** BEGIN Data shown **
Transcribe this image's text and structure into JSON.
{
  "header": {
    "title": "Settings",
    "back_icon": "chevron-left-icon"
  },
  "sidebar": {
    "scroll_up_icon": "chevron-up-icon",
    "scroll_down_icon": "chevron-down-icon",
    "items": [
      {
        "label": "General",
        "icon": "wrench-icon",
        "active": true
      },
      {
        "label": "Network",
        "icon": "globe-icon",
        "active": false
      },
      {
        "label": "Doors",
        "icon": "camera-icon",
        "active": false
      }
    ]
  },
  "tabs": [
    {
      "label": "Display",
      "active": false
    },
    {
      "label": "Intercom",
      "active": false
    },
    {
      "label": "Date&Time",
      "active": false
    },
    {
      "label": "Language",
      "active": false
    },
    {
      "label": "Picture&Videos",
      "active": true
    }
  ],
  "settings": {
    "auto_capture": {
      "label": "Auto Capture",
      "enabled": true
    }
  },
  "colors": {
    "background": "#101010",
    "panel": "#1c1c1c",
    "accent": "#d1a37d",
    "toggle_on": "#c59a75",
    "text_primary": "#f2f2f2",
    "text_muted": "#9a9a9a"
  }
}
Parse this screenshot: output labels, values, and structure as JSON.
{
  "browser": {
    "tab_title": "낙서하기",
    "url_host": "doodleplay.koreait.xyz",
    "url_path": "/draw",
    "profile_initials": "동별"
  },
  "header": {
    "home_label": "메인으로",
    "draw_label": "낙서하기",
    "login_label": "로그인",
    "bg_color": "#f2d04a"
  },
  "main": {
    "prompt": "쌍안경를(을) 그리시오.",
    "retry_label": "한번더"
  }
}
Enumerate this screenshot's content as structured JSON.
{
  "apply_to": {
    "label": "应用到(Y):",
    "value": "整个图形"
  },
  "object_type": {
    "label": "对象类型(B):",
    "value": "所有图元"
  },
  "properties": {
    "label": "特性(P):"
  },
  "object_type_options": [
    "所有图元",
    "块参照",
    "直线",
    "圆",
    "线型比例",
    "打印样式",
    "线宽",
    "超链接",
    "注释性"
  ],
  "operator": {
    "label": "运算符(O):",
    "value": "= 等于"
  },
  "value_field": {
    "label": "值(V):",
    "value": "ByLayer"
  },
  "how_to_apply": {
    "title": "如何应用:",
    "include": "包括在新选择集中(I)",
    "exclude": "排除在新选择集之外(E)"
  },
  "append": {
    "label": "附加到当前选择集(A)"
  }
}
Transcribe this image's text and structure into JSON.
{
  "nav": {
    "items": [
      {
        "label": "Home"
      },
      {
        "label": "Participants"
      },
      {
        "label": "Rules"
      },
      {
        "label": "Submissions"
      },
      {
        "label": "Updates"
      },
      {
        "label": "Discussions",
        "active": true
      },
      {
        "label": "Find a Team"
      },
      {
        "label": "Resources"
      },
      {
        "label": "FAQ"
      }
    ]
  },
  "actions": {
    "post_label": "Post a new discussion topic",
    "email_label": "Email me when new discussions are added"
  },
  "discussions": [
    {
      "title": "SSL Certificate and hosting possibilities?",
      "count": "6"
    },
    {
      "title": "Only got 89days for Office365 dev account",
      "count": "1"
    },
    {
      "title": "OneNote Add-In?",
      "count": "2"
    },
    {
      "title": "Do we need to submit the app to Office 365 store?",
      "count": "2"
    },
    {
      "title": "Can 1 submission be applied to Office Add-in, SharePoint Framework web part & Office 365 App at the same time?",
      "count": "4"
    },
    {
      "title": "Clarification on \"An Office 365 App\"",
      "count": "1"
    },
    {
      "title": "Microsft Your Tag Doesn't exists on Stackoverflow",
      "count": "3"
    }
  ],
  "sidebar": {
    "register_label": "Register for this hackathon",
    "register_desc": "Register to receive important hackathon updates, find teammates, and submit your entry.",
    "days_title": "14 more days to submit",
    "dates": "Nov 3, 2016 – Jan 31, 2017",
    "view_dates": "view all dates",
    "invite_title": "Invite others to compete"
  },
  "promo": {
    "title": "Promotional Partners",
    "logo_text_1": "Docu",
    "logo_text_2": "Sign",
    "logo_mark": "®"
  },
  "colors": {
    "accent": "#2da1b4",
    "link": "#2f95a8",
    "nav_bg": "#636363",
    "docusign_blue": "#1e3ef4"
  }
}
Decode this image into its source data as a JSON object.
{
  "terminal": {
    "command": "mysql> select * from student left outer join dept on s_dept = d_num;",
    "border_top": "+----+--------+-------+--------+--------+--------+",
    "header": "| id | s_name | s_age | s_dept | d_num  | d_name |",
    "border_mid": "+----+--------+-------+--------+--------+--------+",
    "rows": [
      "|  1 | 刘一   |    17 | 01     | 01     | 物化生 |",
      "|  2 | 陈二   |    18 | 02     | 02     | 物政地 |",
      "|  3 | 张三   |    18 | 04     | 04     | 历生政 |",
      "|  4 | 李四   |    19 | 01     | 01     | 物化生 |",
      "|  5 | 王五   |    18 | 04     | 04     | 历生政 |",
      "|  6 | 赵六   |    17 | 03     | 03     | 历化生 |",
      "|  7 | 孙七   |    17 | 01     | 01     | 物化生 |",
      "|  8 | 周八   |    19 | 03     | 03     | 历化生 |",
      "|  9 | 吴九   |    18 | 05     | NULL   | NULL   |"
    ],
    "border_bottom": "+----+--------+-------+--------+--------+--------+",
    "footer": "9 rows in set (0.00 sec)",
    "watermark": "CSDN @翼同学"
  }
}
** END Data shown **
*Given exercise*
All of the data must be returned exactly.

*Correct output*
Transcribe this image's text and structure into JSON.
{
  "header": {
    "title": "Settings",
    "back_icon": "chevron-left-icon"
  },
  "sidebar": {
    "scroll_up_icon": "chevron-up-icon",
    "scroll_down_icon": "chevron-down-icon",
    "items": [
      {
        "label": "General",
        "icon": "wrench-icon",
        "active": true
      },
      {
        "label": "Network",
        "icon": "globe-icon",
        "active": false
      },
      {
        "label": "Doors",
        "icon": "camera-icon",
        "active": false
      }
    ]
  },
  "tabs": [
    {
      "label": "Display",
      "active": false
    },
    {
      "label": "Intercom",
      "active": false
    },
    {
      "label": "Date&Time",
      "active": false
    },
    {
      "label": "Language",
      "active": false
    },
    {
      "label": "Picture&Videos",
      "active": true
    }
  ],
  "settings": {
    "auto_capture": {
      "label": "Auto Capture",
      "enabled": true
    }
  },
  "colors": {
    "background": "#101010",
    "panel": "#1c1c1c",
    "accent": "#d1a37d",
    "toggle_on": "#c59a75",
    "text_primary": "#f2f2f2",
    "text_muted": "#9a9a9a"
  }
}
Parse this screenshot: output labels, values, and structure as JSON.
{
  "browser": {
    "tab_title": "낙서하기",
    "url_host": "doodleplay.koreait.xyz",
    "url_path": "/draw",
    "profile_initials": "동별"
  },
  "header": {
    "home_label": "메인으로",
    "draw_label": "낙서하기",
    "login_label": "로그인",
    "bg_color": "#f2d04a"
  },
  "main": {
    "prompt": "쌍안경를(을) 그리시오.",
    "retry_label": "한번더"
  }
}
Enumerate this screenshot's content as structured JSON.
{
  "apply_to": {
    "label": "应用到(Y):",
    "value": "整个图形"
  },
  "object_type": {
    "label": "对象类型(B):",
    "value": "所有图元"
  },
  "properties": {
    "label": "特性(P):"
  },
  "object_type_options": [
    "所有图元",
    "块参照",
    "直线",
    "圆",
    "线型比例",
    "打印样式",
    "线宽",
    "超链接",
    "注释性"
  ],
  "operator": {
    "label": "运算符(O):",
    "value": "= 等于"
  },
  "value_field": {
    "label": "值(V):",
    "value": "ByLayer"
  },
  "how_to_apply": {
    "title": "如何应用:",
    "include": "包括在新选择集中(I)",
    "exclude": "排除在新选择集之外(E)"
  },
  "append": {
    "label": "附加到当前选择集(A)"
  }
}
Transcribe this image's text and structure into JSON.
{
  "nav": {
    "items": [
      {
        "label": "Home"
      },
      {
        "label": "Participants"
      },
      {
        "label": "Rules"
      },
      {
        "label": "Submissions"
      },
      {
        "label": "Updates"
      },
      {
        "label": "Discussions",
        "active": true
      },
      {
        "label": "Find a Team"
      },
      {
        "label": "Resources"
      },
      {
        "label": "FAQ"
      }
    ]
  },
  "actions": {
    "post_label": "Post a new discussion topic",
    "email_label": "Email me when new discussions are added"
  },
  "discussions": [
    {
      "title": "SSL Certificate and hosting possibilities?",
      "count": "6"
    },
    {
      "title": "Only got 89days for Office365 dev account",
      "count": "1"
    },
    {
      "title": "OneNote Add-In?",
      "count": "2"
    },
    {
      "title": "Do we need to submit the app to Office 365 store?",
      "count": "2"
    },
    {
      "title": "Can 1 submission be applied to Office Add-in, SharePoint Framework web part & Office 365 App at the same time?",
      "count": "4"
    },
    {
      "title": "Clarification on \"An Office 365 App\"",
      "count": "1"
    },
    {
      "title": "Microsft Your Tag Doesn't exists on Stackoverflow",
      "count": "3"
    }
  ],
  "sidebar": {
    "register_label": "Register for this hackathon",
    "register_desc": "Register to receive important hackathon updates, find teammates, and submit your entry.",
    "days_title": "14 more days to submit",
    "dates": "Nov 3, 2016 – Jan 31, 2017",
    "view_dates": "view all dates",
    "invite_title": "Invite others to compete"
  },
  "promo": {
    "title": "Promotional Partners",
    "logo_text_1": "Docu",
    "logo_text_2": "Sign",
    "logo_mark": "®"
  },
  "colors": {
    "accent": "#2da1b4",
    "link": "#2f95a8",
    "nav_bg": "#636363",
    "docusign_blue": "#1e3ef4"
  }
}
Decode this image into its source data as a JSON object.
{
  "terminal": {
    "command": "mysql> select * from student left outer join dept on s_dept = d_num;",
    "border_top": "+----+--------+-------+--------+--------+--------+",
    "header": "| id | s_name | s_age | s_dept | d_num  | d_name |",
    "border_mid": "+----+--------+-------+--------+--------+--------+",
    "rows": [
      "|  1 | 刘一   |    17 | 01     | 01     | 物化生 |",
      "|  2 | 陈二   |    18 | 02     | 02     | 物政地 |",
      "|  3 | 张三   |    18 | 04     | 04     | 历生政 |",
      "|  4 | 李四   |    19 | 01     | 01     | 物化生 |",
      "|  5 | 王五   |    18 | 04     | 04     | 历生政 |",
      "|  6 | 赵六   |    17 | 03     | 03     | 历化生 |",
      "|  7 | 孙七   |    17 | 01     | 01     | 物化生 |",
      "|  8 | 周八   |    19 | 03     | 03     | 历化生 |",
      "|  9 | 吴九   |    18 | 05     | NULL   | NULL   |"
    ],
    "border_bottom": "+----+--------+-------+--------+--------+--------+",
    "footer": "9 rows in set (0.00 sec)",
    "watermark": "CSDN @翼同学"
  }
}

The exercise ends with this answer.